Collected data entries
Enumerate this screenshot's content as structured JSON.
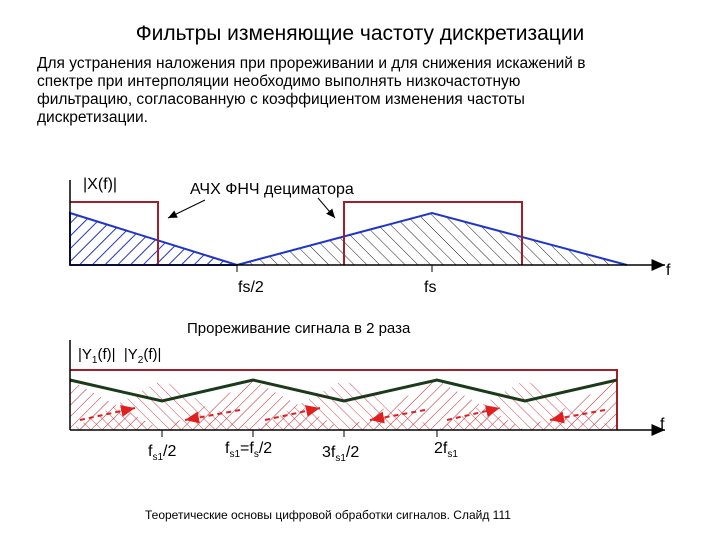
{
  "title": "Фильтры изменяющие частоту дискретизации",
  "intro_lines": [
    "Для устранения наложения при прореживании и для снижения искажений в",
    "спектре при интерполяции необходимо выполнять низкочастотную",
    "фильтрацию, согласованную с коэффициентом изменения частоты",
    "дискретизации."
  ],
  "top_plot": {
    "y_label": "|X(f)|",
    "filter_label": "АЧХ ФНЧ дециматора",
    "x_axis_label": "f",
    "tick_fs2": "fs/2",
    "tick_fs": "fs"
  },
  "bottom_plot": {
    "caption": "Прореживание сигнала в 2 раза",
    "y_label_1": "|Y",
    "y_label_1_sub": "1",
    "y_label_1_tail": "(f)|",
    "y_label_2": "|Y",
    "y_label_2_sub": "2",
    "y_label_2_tail": "(f)|",
    "x_axis_label": "f",
    "tick1_main": "f",
    "tick1_sub": "s1",
    "tick1_tail": "/2",
    "tick2_main": "f",
    "tick2_sub": "s1",
    "tick2_mid": "=f",
    "tick2_sub2": "s",
    "tick2_tail": "/2",
    "tick3_main": "3f",
    "tick3_sub": "s1",
    "tick3_tail": "/2",
    "tick4_main": "2f",
    "tick4_sub": "s1"
  },
  "colors": {
    "axis": "#000000",
    "spectrum_blue": "#1f35c8",
    "filter_red": "#a0202a",
    "aliased_red": "#e02020",
    "envelope_green": "#1b3a1b"
  },
  "footer": "Теоретические основы цифровой обработки сигналов.  Слайд  111"
}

▸ DIRECTIVE: Each line above that includes "дискретизации" should be shown.

▸ EXERCISE RESPONSE:
  "title": "Фильтры изменяющие частоту дискретизации",
    "дискретизации."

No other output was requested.